--- Directions for this task ---
Reproduce the listing below exactly, minus its pictures.

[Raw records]
________________

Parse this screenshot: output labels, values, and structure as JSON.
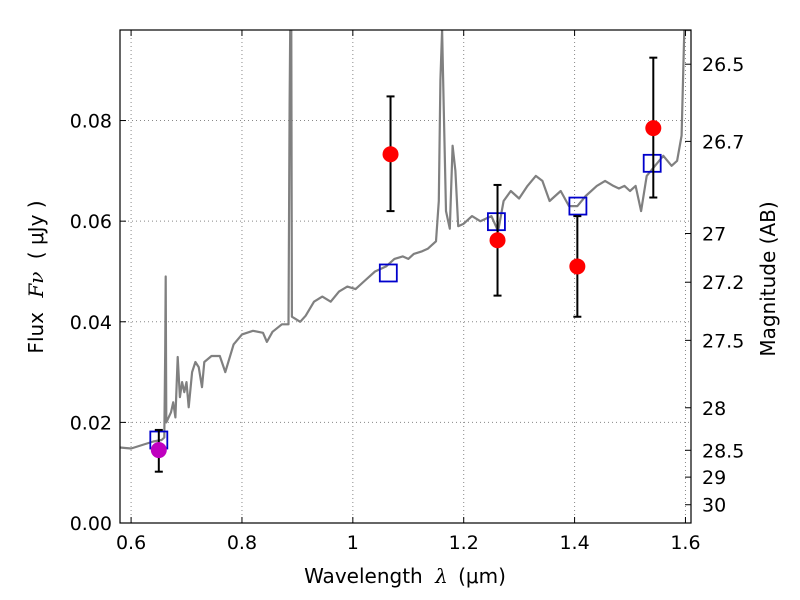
{
  "chart_data": {
    "type": "scatter",
    "xlabel_prefix": "Wavelength",
    "xlabel_symbol": "λ",
    "xlabel_unit": "(μm)",
    "ylabel_prefix": "Flux",
    "ylabel_symbol": "Fν",
    "ylabel_unit": "( μJy )",
    "y2label": "Magnitude (AB)",
    "xlim": [
      0.58,
      1.61
    ],
    "ylim": [
      0.0,
      0.098
    ],
    "grid": true,
    "x_ticks": [
      0.6,
      0.8,
      1.0,
      1.2,
      1.4,
      1.6
    ],
    "x_tick_labels": [
      "0.6",
      "0.8",
      "1",
      "1.2",
      "1.4",
      "1.6"
    ],
    "y_ticks": [
      0.0,
      0.02,
      0.04,
      0.06,
      0.08
    ],
    "y_tick_labels": [
      "0.00",
      "0.02",
      "0.04",
      "0.06",
      "0.08"
    ],
    "mag_ticks": [
      26.5,
      26.7,
      27,
      27.2,
      27.5,
      28,
      28.5,
      29,
      30
    ],
    "mag_tick_labels": [
      "26.5",
      "26.7",
      "27",
      "27.2",
      "27.5",
      "28",
      "28.5",
      "29",
      "30"
    ],
    "colors": {
      "spectrum": "#808080",
      "observed": "#ff0000",
      "observed_first": "#bf00bf",
      "model": "#0000cc",
      "errorbar": "#000000",
      "grid": "#888888"
    },
    "observed_points": [
      {
        "x": 0.65,
        "y": 0.0145,
        "yerr_low": 0.0102,
        "yerr_high": 0.0185
      },
      {
        "x": 1.068,
        "y": 0.0733,
        "yerr_low": 0.062,
        "yerr_high": 0.0848
      },
      {
        "x": 1.261,
        "y": 0.0562,
        "yerr_low": 0.0452,
        "yerr_high": 0.0672
      },
      {
        "x": 1.405,
        "y": 0.051,
        "yerr_low": 0.041,
        "yerr_high": 0.061
      },
      {
        "x": 1.542,
        "y": 0.0785,
        "yerr_low": 0.0647,
        "yerr_high": 0.0925
      }
    ],
    "model_points": [
      {
        "x": 0.65,
        "y": 0.0165
      },
      {
        "x": 1.064,
        "y": 0.0497
      },
      {
        "x": 1.259,
        "y": 0.0599
      },
      {
        "x": 1.406,
        "y": 0.063
      },
      {
        "x": 1.54,
        "y": 0.0715
      }
    ],
    "spectrum": [
      [
        0.58,
        0.015
      ],
      [
        0.6,
        0.0148
      ],
      [
        0.62,
        0.0155
      ],
      [
        0.64,
        0.0162
      ],
      [
        0.655,
        0.0165
      ],
      [
        0.66,
        0.017
      ],
      [
        0.6615,
        0.034
      ],
      [
        0.6625,
        0.049
      ],
      [
        0.6635,
        0.02
      ],
      [
        0.672,
        0.022
      ],
      [
        0.676,
        0.024
      ],
      [
        0.68,
        0.021
      ],
      [
        0.684,
        0.033
      ],
      [
        0.688,
        0.025
      ],
      [
        0.692,
        0.028
      ],
      [
        0.696,
        0.026
      ],
      [
        0.7,
        0.028
      ],
      [
        0.704,
        0.023
      ],
      [
        0.71,
        0.03
      ],
      [
        0.716,
        0.032
      ],
      [
        0.722,
        0.031
      ],
      [
        0.728,
        0.027
      ],
      [
        0.732,
        0.032
      ],
      [
        0.745,
        0.0332
      ],
      [
        0.76,
        0.0332
      ],
      [
        0.77,
        0.03
      ],
      [
        0.785,
        0.0355
      ],
      [
        0.8,
        0.0375
      ],
      [
        0.82,
        0.0382
      ],
      [
        0.838,
        0.0378
      ],
      [
        0.845,
        0.036
      ],
      [
        0.855,
        0.038
      ],
      [
        0.872,
        0.0395
      ],
      [
        0.884,
        0.0395
      ],
      [
        0.886,
        0.083
      ],
      [
        0.887,
        0.098
      ],
      [
        0.889,
        0.098
      ],
      [
        0.89,
        0.041
      ],
      [
        0.905,
        0.04
      ],
      [
        0.915,
        0.0412
      ],
      [
        0.93,
        0.044
      ],
      [
        0.945,
        0.045
      ],
      [
        0.96,
        0.044
      ],
      [
        0.975,
        0.046
      ],
      [
        0.99,
        0.047
      ],
      [
        1.005,
        0.0465
      ],
      [
        1.02,
        0.048
      ],
      [
        1.04,
        0.05
      ],
      [
        1.06,
        0.051
      ],
      [
        1.075,
        0.0525
      ],
      [
        1.09,
        0.053
      ],
      [
        1.1,
        0.0525
      ],
      [
        1.11,
        0.0535
      ],
      [
        1.125,
        0.054
      ],
      [
        1.135,
        0.0545
      ],
      [
        1.15,
        0.056
      ],
      [
        1.155,
        0.064
      ],
      [
        1.158,
        0.088
      ],
      [
        1.161,
        0.098
      ],
      [
        1.164,
        0.082
      ],
      [
        1.168,
        0.062
      ],
      [
        1.175,
        0.0585
      ],
      [
        1.18,
        0.075
      ],
      [
        1.185,
        0.07
      ],
      [
        1.19,
        0.059
      ],
      [
        1.2,
        0.0595
      ],
      [
        1.215,
        0.061
      ],
      [
        1.23,
        0.06
      ],
      [
        1.25,
        0.061
      ],
      [
        1.262,
        0.058
      ],
      [
        1.272,
        0.064
      ],
      [
        1.285,
        0.066
      ],
      [
        1.3,
        0.0645
      ],
      [
        1.315,
        0.067
      ],
      [
        1.33,
        0.069
      ],
      [
        1.342,
        0.068
      ],
      [
        1.355,
        0.064
      ],
      [
        1.375,
        0.066
      ],
      [
        1.39,
        0.063
      ],
      [
        1.405,
        0.063
      ],
      [
        1.42,
        0.065
      ],
      [
        1.44,
        0.067
      ],
      [
        1.455,
        0.068
      ],
      [
        1.47,
        0.067
      ],
      [
        1.48,
        0.0665
      ],
      [
        1.49,
        0.067
      ],
      [
        1.5,
        0.066
      ],
      [
        1.51,
        0.067
      ],
      [
        1.52,
        0.062
      ],
      [
        1.53,
        0.069
      ],
      [
        1.545,
        0.071
      ],
      [
        1.56,
        0.073
      ],
      [
        1.575,
        0.071
      ],
      [
        1.585,
        0.072
      ],
      [
        1.593,
        0.077
      ],
      [
        1.598,
        0.098
      ],
      [
        1.61,
        0.098
      ]
    ]
  }
}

________________

--- Complete answer ---
Parse this screenshot: output labels, values, and structure as JSON.
{
  "chart_data": {
    "type": "scatter",
    "xlabel_prefix": "Wavelength",
    "xlabel_symbol": "λ",
    "xlabel_unit": "(μm)",
    "ylabel_prefix": "Flux",
    "ylabel_symbol": "Fν",
    "ylabel_unit": "( μJy )",
    "y2label": "Magnitude (AB)",
    "xlim": [
      0.58,
      1.61
    ],
    "ylim": [
      0.0,
      0.098
    ],
    "grid": true,
    "x_ticks": [
      0.6,
      0.8,
      1.0,
      1.2,
      1.4,
      1.6
    ],
    "x_tick_labels": [
      "0.6",
      "0.8",
      "1",
      "1.2",
      "1.4",
      "1.6"
    ],
    "y_ticks": [
      0.0,
      0.02,
      0.04,
      0.06,
      0.08
    ],
    "y_tick_labels": [
      "0.00",
      "0.02",
      "0.04",
      "0.06",
      "0.08"
    ],
    "mag_ticks": [
      26.5,
      26.7,
      27,
      27.2,
      27.5,
      28,
      28.5,
      29,
      30
    ],
    "mag_tick_labels": [
      "26.5",
      "26.7",
      "27",
      "27.2",
      "27.5",
      "28",
      "28.5",
      "29",
      "30"
    ],
    "colors": {
      "spectrum": "#808080",
      "observed": "#ff0000",
      "observed_first": "#bf00bf",
      "model": "#0000cc",
      "errorbar": "#000000",
      "grid": "#888888"
    },
    "observed_points": [
      {
        "x": 0.65,
        "y": 0.0145,
        "yerr_low": 0.0102,
        "yerr_high": 0.0185
      },
      {
        "x": 1.068,
        "y": 0.0733,
        "yerr_low": 0.062,
        "yerr_high": 0.0848
      },
      {
        "x": 1.261,
        "y": 0.0562,
        "yerr_low": 0.0452,
        "yerr_high": 0.0672
      },
      {
        "x": 1.405,
        "y": 0.051,
        "yerr_low": 0.041,
        "yerr_high": 0.061
      },
      {
        "x": 1.542,
        "y": 0.0785,
        "yerr_low": 0.0647,
        "yerr_high": 0.0925
      }
    ],
    "model_points": [
      {
        "x": 0.65,
        "y": 0.0165
      },
      {
        "x": 1.064,
        "y": 0.0497
      },
      {
        "x": 1.259,
        "y": 0.0599
      },
      {
        "x": 1.406,
        "y": 0.063
      },
      {
        "x": 1.54,
        "y": 0.0715
      }
    ],
    "spectrum": [
      [
        0.58,
        0.015
      ],
      [
        0.6,
        0.0148
      ],
      [
        0.62,
        0.0155
      ],
      [
        0.64,
        0.0162
      ],
      [
        0.655,
        0.0165
      ],
      [
        0.66,
        0.017
      ],
      [
        0.6615,
        0.034
      ],
      [
        0.6625,
        0.049
      ],
      [
        0.6635,
        0.02
      ],
      [
        0.672,
        0.022
      ],
      [
        0.676,
        0.024
      ],
      [
        0.68,
        0.021
      ],
      [
        0.684,
        0.033
      ],
      [
        0.688,
        0.025
      ],
      [
        0.692,
        0.028
      ],
      [
        0.696,
        0.026
      ],
      [
        0.7,
        0.028
      ],
      [
        0.704,
        0.023
      ],
      [
        0.71,
        0.03
      ],
      [
        0.716,
        0.032
      ],
      [
        0.722,
        0.031
      ],
      [
        0.728,
        0.027
      ],
      [
        0.732,
        0.032
      ],
      [
        0.745,
        0.0332
      ],
      [
        0.76,
        0.0332
      ],
      [
        0.77,
        0.03
      ],
      [
        0.785,
        0.0355
      ],
      [
        0.8,
        0.0375
      ],
      [
        0.82,
        0.0382
      ],
      [
        0.838,
        0.0378
      ],
      [
        0.845,
        0.036
      ],
      [
        0.855,
        0.038
      ],
      [
        0.872,
        0.0395
      ],
      [
        0.884,
        0.0395
      ],
      [
        0.886,
        0.083
      ],
      [
        0.887,
        0.098
      ],
      [
        0.889,
        0.098
      ],
      [
        0.89,
        0.041
      ],
      [
        0.905,
        0.04
      ],
      [
        0.915,
        0.0412
      ],
      [
        0.93,
        0.044
      ],
      [
        0.945,
        0.045
      ],
      [
        0.96,
        0.044
      ],
      [
        0.975,
        0.046
      ],
      [
        0.99,
        0.047
      ],
      [
        1.005,
        0.0465
      ],
      [
        1.02,
        0.048
      ],
      [
        1.04,
        0.05
      ],
      [
        1.06,
        0.051
      ],
      [
        1.075,
        0.0525
      ],
      [
        1.09,
        0.053
      ],
      [
        1.1,
        0.0525
      ],
      [
        1.11,
        0.0535
      ],
      [
        1.125,
        0.054
      ],
      [
        1.135,
        0.0545
      ],
      [
        1.15,
        0.056
      ],
      [
        1.155,
        0.064
      ],
      [
        1.158,
        0.088
      ],
      [
        1.161,
        0.098
      ],
      [
        1.164,
        0.082
      ],
      [
        1.168,
        0.062
      ],
      [
        1.175,
        0.0585
      ],
      [
        1.18,
        0.075
      ],
      [
        1.185,
        0.07
      ],
      [
        1.19,
        0.059
      ],
      [
        1.2,
        0.0595
      ],
      [
        1.215,
        0.061
      ],
      [
        1.23,
        0.06
      ],
      [
        1.25,
        0.061
      ],
      [
        1.262,
        0.058
      ],
      [
        1.272,
        0.064
      ],
      [
        1.285,
        0.066
      ],
      [
        1.3,
        0.0645
      ],
      [
        1.315,
        0.067
      ],
      [
        1.33,
        0.069
      ],
      [
        1.342,
        0.068
      ],
      [
        1.355,
        0.064
      ],
      [
        1.375,
        0.066
      ],
      [
        1.39,
        0.063
      ],
      [
        1.405,
        0.063
      ],
      [
        1.42,
        0.065
      ],
      [
        1.44,
        0.067
      ],
      [
        1.455,
        0.068
      ],
      [
        1.47,
        0.067
      ],
      [
        1.48,
        0.0665
      ],
      [
        1.49,
        0.067
      ],
      [
        1.5,
        0.066
      ],
      [
        1.51,
        0.067
      ],
      [
        1.52,
        0.062
      ],
      [
        1.53,
        0.069
      ],
      [
        1.545,
        0.071
      ],
      [
        1.56,
        0.073
      ],
      [
        1.575,
        0.071
      ],
      [
        1.585,
        0.072
      ],
      [
        1.593,
        0.077
      ],
      [
        1.598,
        0.098
      ],
      [
        1.61,
        0.098
      ]
    ]
  }
}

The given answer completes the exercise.